• **Rows from a dataset**
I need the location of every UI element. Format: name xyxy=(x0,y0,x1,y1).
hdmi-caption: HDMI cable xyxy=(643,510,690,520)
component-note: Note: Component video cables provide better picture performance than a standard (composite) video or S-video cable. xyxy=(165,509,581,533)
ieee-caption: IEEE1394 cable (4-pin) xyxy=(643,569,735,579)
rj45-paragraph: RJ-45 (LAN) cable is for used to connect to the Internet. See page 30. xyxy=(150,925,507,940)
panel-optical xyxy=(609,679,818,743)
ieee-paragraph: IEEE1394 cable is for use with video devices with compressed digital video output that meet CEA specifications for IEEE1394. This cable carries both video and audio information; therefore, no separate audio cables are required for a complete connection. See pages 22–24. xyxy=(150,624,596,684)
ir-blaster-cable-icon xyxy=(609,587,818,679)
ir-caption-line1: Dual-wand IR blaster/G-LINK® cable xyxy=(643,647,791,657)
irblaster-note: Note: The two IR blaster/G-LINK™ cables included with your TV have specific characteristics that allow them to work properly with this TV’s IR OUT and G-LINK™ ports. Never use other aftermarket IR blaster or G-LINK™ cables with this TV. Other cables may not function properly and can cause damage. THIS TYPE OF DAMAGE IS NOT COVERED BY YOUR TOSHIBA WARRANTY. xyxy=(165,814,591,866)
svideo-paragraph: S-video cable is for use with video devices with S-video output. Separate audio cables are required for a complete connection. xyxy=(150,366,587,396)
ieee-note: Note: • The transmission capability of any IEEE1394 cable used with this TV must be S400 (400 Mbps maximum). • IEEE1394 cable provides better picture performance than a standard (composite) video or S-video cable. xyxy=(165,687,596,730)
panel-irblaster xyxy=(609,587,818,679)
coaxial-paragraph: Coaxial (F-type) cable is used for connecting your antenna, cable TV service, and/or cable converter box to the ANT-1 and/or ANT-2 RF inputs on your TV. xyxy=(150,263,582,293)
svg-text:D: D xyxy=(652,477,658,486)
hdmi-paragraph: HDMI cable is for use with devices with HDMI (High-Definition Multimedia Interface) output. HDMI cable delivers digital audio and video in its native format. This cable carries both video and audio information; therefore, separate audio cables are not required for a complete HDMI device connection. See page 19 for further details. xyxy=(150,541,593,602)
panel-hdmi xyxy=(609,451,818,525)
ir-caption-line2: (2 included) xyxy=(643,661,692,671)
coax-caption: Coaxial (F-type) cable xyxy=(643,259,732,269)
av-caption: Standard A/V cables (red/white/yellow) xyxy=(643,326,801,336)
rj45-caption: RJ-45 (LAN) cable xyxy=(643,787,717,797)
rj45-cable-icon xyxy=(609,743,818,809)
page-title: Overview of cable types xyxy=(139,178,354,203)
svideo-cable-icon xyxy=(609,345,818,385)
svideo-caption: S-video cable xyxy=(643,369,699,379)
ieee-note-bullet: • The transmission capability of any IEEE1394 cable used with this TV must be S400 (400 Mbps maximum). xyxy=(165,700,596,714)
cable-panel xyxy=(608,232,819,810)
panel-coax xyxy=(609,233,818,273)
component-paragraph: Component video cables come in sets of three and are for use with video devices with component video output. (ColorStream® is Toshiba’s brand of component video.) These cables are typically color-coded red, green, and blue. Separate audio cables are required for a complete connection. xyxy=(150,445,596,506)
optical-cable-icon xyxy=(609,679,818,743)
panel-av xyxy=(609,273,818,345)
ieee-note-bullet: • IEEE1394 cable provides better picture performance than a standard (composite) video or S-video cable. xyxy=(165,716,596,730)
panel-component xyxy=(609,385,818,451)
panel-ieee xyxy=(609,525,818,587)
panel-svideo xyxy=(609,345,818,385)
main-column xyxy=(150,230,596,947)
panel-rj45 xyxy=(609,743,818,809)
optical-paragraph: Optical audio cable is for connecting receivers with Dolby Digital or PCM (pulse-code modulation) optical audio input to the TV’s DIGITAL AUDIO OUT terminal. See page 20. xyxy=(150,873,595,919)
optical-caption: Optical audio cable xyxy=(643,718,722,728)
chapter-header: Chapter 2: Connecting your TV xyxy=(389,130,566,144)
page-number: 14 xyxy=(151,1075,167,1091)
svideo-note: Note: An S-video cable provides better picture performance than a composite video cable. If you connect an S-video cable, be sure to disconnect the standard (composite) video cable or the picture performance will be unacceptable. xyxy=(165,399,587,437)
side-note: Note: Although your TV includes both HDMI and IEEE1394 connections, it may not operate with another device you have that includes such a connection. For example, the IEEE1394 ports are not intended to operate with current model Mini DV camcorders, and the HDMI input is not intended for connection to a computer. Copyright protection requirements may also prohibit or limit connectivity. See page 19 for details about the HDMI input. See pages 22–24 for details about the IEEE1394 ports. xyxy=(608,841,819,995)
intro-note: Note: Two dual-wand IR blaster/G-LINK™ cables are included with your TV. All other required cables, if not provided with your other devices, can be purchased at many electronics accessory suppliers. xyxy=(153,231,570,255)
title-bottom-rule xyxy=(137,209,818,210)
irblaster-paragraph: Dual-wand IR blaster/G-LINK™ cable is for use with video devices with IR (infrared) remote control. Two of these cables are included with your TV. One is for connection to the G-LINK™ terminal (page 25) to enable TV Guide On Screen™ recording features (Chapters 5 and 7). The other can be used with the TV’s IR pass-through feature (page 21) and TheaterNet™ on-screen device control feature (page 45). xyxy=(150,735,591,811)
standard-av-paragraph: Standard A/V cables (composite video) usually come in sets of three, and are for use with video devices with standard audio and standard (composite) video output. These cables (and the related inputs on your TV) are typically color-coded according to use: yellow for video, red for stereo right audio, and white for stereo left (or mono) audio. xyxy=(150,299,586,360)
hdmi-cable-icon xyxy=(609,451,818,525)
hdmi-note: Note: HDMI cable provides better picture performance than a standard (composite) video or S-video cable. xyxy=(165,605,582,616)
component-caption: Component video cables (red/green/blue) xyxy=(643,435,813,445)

• **Exercise**
Return each line of the items above word for word, without changing anything.

• **Solution for this problem**
I need the location of every UI element. Format: name xyxy=(x0,y0,x1,y1).
hdmi-caption: HDMI cable xyxy=(643,510,690,520)
component-note: Note: Component video cables provide better picture performance than a standard (composite) video or S-video cable. xyxy=(165,509,581,533)
ieee-caption: IEEE1394 cable (4-pin) xyxy=(643,569,735,579)
rj45-paragraph: RJ-45 (LAN) cable is for used to connect to the Internet. See page 30. xyxy=(150,925,507,940)
panel-optical xyxy=(609,679,818,743)
ieee-paragraph: IEEE1394 cable is for use with video devices with compressed digital video output that meet CEA specifications for IEEE1394. This cable carries both video and audio information; therefore, no separate audio cables are required for a complete connection. See pages 22–24. xyxy=(150,624,596,684)
ir-blaster-cable-icon xyxy=(609,587,818,679)
ir-caption-line1: Dual-wand IR blaster/G-LINK® cable xyxy=(643,647,791,657)
irblaster-note: Note: The two IR blaster/G-LINK™ cables included with your TV have specific characteristics that allow them to work properly with this TV’s IR OUT and G-LINK™ ports. Never use other aftermarket IR blaster or G-LINK™ cables with this TV. Other cables may not function properly and can cause damage. THIS TYPE OF DAMAGE IS NOT COVERED BY YOUR TOSHIBA WARRANTY. xyxy=(165,814,591,866)
svideo-paragraph: S-video cable is for use with video devices with S-video output. Separate audio cables are required for a complete connection. xyxy=(150,366,587,396)
ieee-note: Note: • The transmission capability of any IEEE1394 cable used with this TV must be S400 (400 Mbps maximum). • IEEE1394 cable provides better picture performance than a standard (composite) video or S-video cable. xyxy=(165,687,596,730)
panel-irblaster xyxy=(609,587,818,679)
coaxial-paragraph: Coaxial (F-type) cable is used for connecting your antenna, cable TV service, and/or cable converter box to the ANT-1 and/or ANT-2 RF inputs on your TV. xyxy=(150,263,582,293)
svg-text:D: D xyxy=(652,477,658,486)
hdmi-paragraph: HDMI cable is for use with devices with HDMI (High-Definition Multimedia Interface) output. HDMI cable delivers digital audio and video in its native format. This cable carries both video and audio information; therefore, separate audio cables are not required for a complete HDMI device connection. See page 19 for further details. xyxy=(150,541,593,602)
panel-hdmi xyxy=(609,451,818,525)
ir-caption-line2: (2 included) xyxy=(643,661,692,671)
coax-caption: Coaxial (F-type) cable xyxy=(643,259,732,269)
av-caption: Standard A/V cables (red/white/yellow) xyxy=(643,326,801,336)
rj45-caption: RJ-45 (LAN) cable xyxy=(643,787,717,797)
rj45-cable-icon xyxy=(609,743,818,809)
page-title: Overview of cable types xyxy=(139,178,354,203)
svideo-cable-icon xyxy=(609,345,818,385)
svideo-caption: S-video cable xyxy=(643,369,699,379)
ieee-note-bullet: • The transmission capability of any IEEE1394 cable used with this TV must be S400 (400 Mbps maximum). xyxy=(165,700,596,714)
cable-panel xyxy=(608,232,819,810)
panel-coax xyxy=(609,233,818,273)
component-paragraph: Component video cables come in sets of three and are for use with video devices with component video output. (ColorStream® is Toshiba’s brand of component video.) These cables are typically color-coded red, green, and blue. Separate audio cables are required for a complete connection. xyxy=(150,445,596,506)
optical-cable-icon xyxy=(609,679,818,743)
panel-av xyxy=(609,273,818,345)
ieee-note-bullet: • IEEE1394 cable provides better picture performance than a standard (composite) video or S-video cable. xyxy=(165,716,596,730)
panel-component xyxy=(609,385,818,451)
panel-ieee xyxy=(609,525,818,587)
panel-svideo xyxy=(609,345,818,385)
main-column xyxy=(150,230,596,947)
panel-rj45 xyxy=(609,743,818,809)
optical-paragraph: Optical audio cable is for connecting receivers with Dolby Digital or PCM (pulse-code modulation) optical audio input to the TV’s DIGITAL AUDIO OUT terminal. See page 20. xyxy=(150,873,595,919)
optical-caption: Optical audio cable xyxy=(643,718,722,728)
chapter-header: Chapter 2: Connecting your TV xyxy=(389,130,566,144)
page-number: 14 xyxy=(151,1075,167,1091)
svideo-note: Note: An S-video cable provides better picture performance than a composite video cable. If you connect an S-video cable, be sure to disconnect the standard (composite) video cable or the picture performance will be unacceptable. xyxy=(165,399,587,437)
side-note: Note: Although your TV includes both HDMI and IEEE1394 connections, it may not operate with another device you have that includes such a connection. For example, the IEEE1394 ports are not intended to operate with current model Mini DV camcorders, and the HDMI input is not intended for connection to a computer. Copyright protection requirements may also prohibit or limit connectivity. See page 19 for details about the HDMI input. See pages 22–24 for details about the IEEE1394 ports. xyxy=(608,841,819,995)
intro-note: Note: Two dual-wand IR blaster/G-LINK™ cables are included with your TV. All other required cables, if not provided with your other devices, can be purchased at many electronics accessory suppliers. xyxy=(153,231,570,255)
title-bottom-rule xyxy=(137,209,818,210)
irblaster-paragraph: Dual-wand IR blaster/G-LINK™ cable is for use with video devices with IR (infrared) remote control. Two of these cables are included with your TV. One is for connection to the G-LINK™ terminal (page 25) to enable TV Guide On Screen™ recording features (Chapters 5 and 7). The other can be used with the TV’s IR pass-through feature (page 21) and TheaterNet™ on-screen device control feature (page 45). xyxy=(150,735,591,811)
standard-av-paragraph: Standard A/V cables (composite video) usually come in sets of three, and are for use with video devices with standard audio and standard (composite) video output. These cables (and the related inputs on your TV) are typically color-coded according to use: yellow for video, red for stereo right audio, and white for stereo left (or mono) audio. xyxy=(150,299,586,360)
hdmi-cable-icon xyxy=(609,451,818,525)
hdmi-note: Note: HDMI cable provides better picture performance than a standard (composite) video or S-video cable. xyxy=(165,605,582,616)
component-caption: Component video cables (red/green/blue) xyxy=(643,435,813,445)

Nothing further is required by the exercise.